TASK REQUIREMENTS: Your task is to repeat the entries exactly. Leave the pictures out.

DATA FOR THE TASK:
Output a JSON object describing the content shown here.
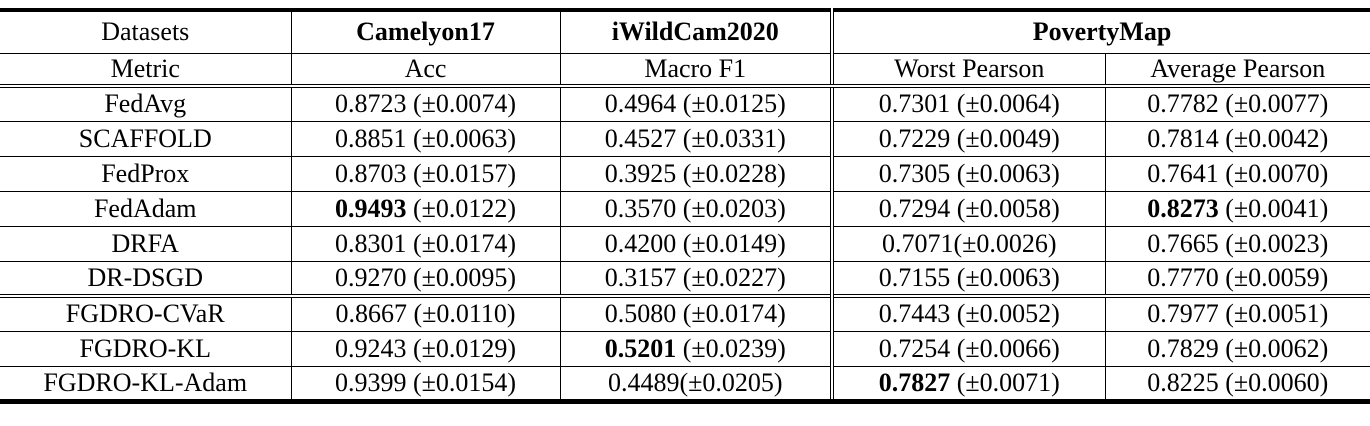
{
  "table": {
    "header": {
      "datasets_label": "Datasets",
      "metric_label": "Metric",
      "groups": [
        {
          "label": "Camelyon17",
          "metrics": [
            "Acc"
          ]
        },
        {
          "label": "iWildCam2020",
          "metrics": [
            "Macro F1"
          ]
        },
        {
          "label": "PovertyMap",
          "metrics": [
            "Worst Pearson",
            "Average Pearson"
          ]
        }
      ]
    },
    "rows": [
      {
        "method": "FedAvg",
        "new_section": false,
        "cells": [
          {
            "num": "0.8723",
            "rest": " (±0.0074)",
            "bold": false
          },
          {
            "num": "0.4964",
            "rest": " (±0.0125)",
            "bold": false
          },
          {
            "num": "0.7301",
            "rest": " (±0.0064)",
            "bold": false
          },
          {
            "num": "0.7782",
            "rest": " (±0.0077)",
            "bold": false
          }
        ]
      },
      {
        "method": "SCAFFOLD",
        "new_section": false,
        "cells": [
          {
            "num": "0.8851",
            "rest": " (±0.0063)",
            "bold": false
          },
          {
            "num": "0.4527",
            "rest": " (±0.0331)",
            "bold": false
          },
          {
            "num": "0.7229",
            "rest": " (±0.0049)",
            "bold": false
          },
          {
            "num": "0.7814",
            "rest": " (±0.0042)",
            "bold": false
          }
        ]
      },
      {
        "method": "FedProx",
        "new_section": false,
        "cells": [
          {
            "num": "0.8703",
            "rest": " (±0.0157)",
            "bold": false
          },
          {
            "num": "0.3925",
            "rest": " (±0.0228)",
            "bold": false
          },
          {
            "num": "0.7305",
            "rest": " (±0.0063)",
            "bold": false
          },
          {
            "num": "0.7641",
            "rest": " (±0.0070)",
            "bold": false
          }
        ]
      },
      {
        "method": "FedAdam",
        "new_section": false,
        "cells": [
          {
            "num": "0.9493",
            "rest": " (±0.0122)",
            "bold": true
          },
          {
            "num": "0.3570",
            "rest": " (±0.0203)",
            "bold": false
          },
          {
            "num": "0.7294",
            "rest": " (±0.0058)",
            "bold": false
          },
          {
            "num": "0.8273",
            "rest": " (±0.0041)",
            "bold": true
          }
        ]
      },
      {
        "method": "DRFA",
        "new_section": false,
        "cells": [
          {
            "num": "0.8301",
            "rest": " (±0.0174)",
            "bold": false
          },
          {
            "num": "0.4200",
            "rest": " (±0.0149)",
            "bold": false
          },
          {
            "num": "0.7071",
            "rest": "(±0.0026)",
            "bold": false
          },
          {
            "num": "0.7665",
            "rest": " (±0.0023)",
            "bold": false
          }
        ]
      },
      {
        "method": "DR-DSGD",
        "new_section": false,
        "cells": [
          {
            "num": "0.9270",
            "rest": " (±0.0095)",
            "bold": false
          },
          {
            "num": "0.3157",
            "rest": " (±0.0227)",
            "bold": false
          },
          {
            "num": "0.7155",
            "rest": " (±0.0063)",
            "bold": false
          },
          {
            "num": "0.7770",
            "rest": " (±0.0059)",
            "bold": false
          }
        ]
      },
      {
        "method": "FGDRO-CVaR",
        "new_section": true,
        "cells": [
          {
            "num": "0.8667",
            "rest": " (±0.0110)",
            "bold": false
          },
          {
            "num": "0.5080",
            "rest": " (±0.0174)",
            "bold": false
          },
          {
            "num": "0.7443",
            "rest": " (±0.0052)",
            "bold": false
          },
          {
            "num": "0.7977",
            "rest": " (±0.0051)",
            "bold": false
          }
        ]
      },
      {
        "method": "FGDRO-KL",
        "new_section": false,
        "cells": [
          {
            "num": "0.9243",
            "rest": " (±0.0129)",
            "bold": false
          },
          {
            "num": "0.5201",
            "rest": " (±0.0239)",
            "bold": true
          },
          {
            "num": "0.7254",
            "rest": " (±0.0066)",
            "bold": false
          },
          {
            "num": "0.7829",
            "rest": " (±0.0062)",
            "bold": false
          }
        ]
      },
      {
        "method": "FGDRO-KL-Adam",
        "new_section": false,
        "cells": [
          {
            "num": "0.9399",
            "rest": " (±0.0154)",
            "bold": false
          },
          {
            "num": "0.4489",
            "rest": "(±0.0205)",
            "bold": false
          },
          {
            "num": "0.7827",
            "rest": " (±0.0071)",
            "bold": true
          },
          {
            "num": "0.8225",
            "rest": " (±0.0060)",
            "bold": false
          }
        ]
      }
    ]
  }
}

ANSWER BELOW:
Output a JSON object describing the content shown here.
{
  "table": {
    "header": {
      "datasets_label": "Datasets",
      "metric_label": "Metric",
      "groups": [
        {
          "label": "Camelyon17",
          "metrics": [
            "Acc"
          ]
        },
        {
          "label": "iWildCam2020",
          "metrics": [
            "Macro F1"
          ]
        },
        {
          "label": "PovertyMap",
          "metrics": [
            "Worst Pearson",
            "Average Pearson"
          ]
        }
      ]
    },
    "rows": [
      {
        "method": "FedAvg",
        "new_section": false,
        "cells": [
          {
            "num": "0.8723",
            "rest": " (±0.0074)",
            "bold": false
          },
          {
            "num": "0.4964",
            "rest": " (±0.0125)",
            "bold": false
          },
          {
            "num": "0.7301",
            "rest": " (±0.0064)",
            "bold": false
          },
          {
            "num": "0.7782",
            "rest": " (±0.0077)",
            "bold": false
          }
        ]
      },
      {
        "method": "SCAFFOLD",
        "new_section": false,
        "cells": [
          {
            "num": "0.8851",
            "rest": " (±0.0063)",
            "bold": false
          },
          {
            "num": "0.4527",
            "rest": " (±0.0331)",
            "bold": false
          },
          {
            "num": "0.7229",
            "rest": " (±0.0049)",
            "bold": false
          },
          {
            "num": "0.7814",
            "rest": " (±0.0042)",
            "bold": false
          }
        ]
      },
      {
        "method": "FedProx",
        "new_section": false,
        "cells": [
          {
            "num": "0.8703",
            "rest": " (±0.0157)",
            "bold": false
          },
          {
            "num": "0.3925",
            "rest": " (±0.0228)",
            "bold": false
          },
          {
            "num": "0.7305",
            "rest": " (±0.0063)",
            "bold": false
          },
          {
            "num": "0.7641",
            "rest": " (±0.0070)",
            "bold": false
          }
        ]
      },
      {
        "method": "FedAdam",
        "new_section": false,
        "cells": [
          {
            "num": "0.9493",
            "rest": " (±0.0122)",
            "bold": true
          },
          {
            "num": "0.3570",
            "rest": " (±0.0203)",
            "bold": false
          },
          {
            "num": "0.7294",
            "rest": " (±0.0058)",
            "bold": false
          },
          {
            "num": "0.8273",
            "rest": " (±0.0041)",
            "bold": true
          }
        ]
      },
      {
        "method": "DRFA",
        "new_section": false,
        "cells": [
          {
            "num": "0.8301",
            "rest": " (±0.0174)",
            "bold": false
          },
          {
            "num": "0.4200",
            "rest": " (±0.0149)",
            "bold": false
          },
          {
            "num": "0.7071",
            "rest": "(±0.0026)",
            "bold": false
          },
          {
            "num": "0.7665",
            "rest": " (±0.0023)",
            "bold": false
          }
        ]
      },
      {
        "method": "DR-DSGD",
        "new_section": false,
        "cells": [
          {
            "num": "0.9270",
            "rest": " (±0.0095)",
            "bold": false
          },
          {
            "num": "0.3157",
            "rest": " (±0.0227)",
            "bold": false
          },
          {
            "num": "0.7155",
            "rest": " (±0.0063)",
            "bold": false
          },
          {
            "num": "0.7770",
            "rest": " (±0.0059)",
            "bold": false
          }
        ]
      },
      {
        "method": "FGDRO-CVaR",
        "new_section": true,
        "cells": [
          {
            "num": "0.8667",
            "rest": " (±0.0110)",
            "bold": false
          },
          {
            "num": "0.5080",
            "rest": " (±0.0174)",
            "bold": false
          },
          {
            "num": "0.7443",
            "rest": " (±0.0052)",
            "bold": false
          },
          {
            "num": "0.7977",
            "rest": " (±0.0051)",
            "bold": false
          }
        ]
      },
      {
        "method": "FGDRO-KL",
        "new_section": false,
        "cells": [
          {
            "num": "0.9243",
            "rest": " (±0.0129)",
            "bold": false
          },
          {
            "num": "0.5201",
            "rest": " (±0.0239)",
            "bold": true
          },
          {
            "num": "0.7254",
            "rest": " (±0.0066)",
            "bold": false
          },
          {
            "num": "0.7829",
            "rest": " (±0.0062)",
            "bold": false
          }
        ]
      },
      {
        "method": "FGDRO-KL-Adam",
        "new_section": false,
        "cells": [
          {
            "num": "0.9399",
            "rest": " (±0.0154)",
            "bold": false
          },
          {
            "num": "0.4489",
            "rest": "(±0.0205)",
            "bold": false
          },
          {
            "num": "0.7827",
            "rest": " (±0.0071)",
            "bold": true
          },
          {
            "num": "0.8225",
            "rest": " (±0.0060)",
            "bold": false
          }
        ]
      }
    ]
  }
}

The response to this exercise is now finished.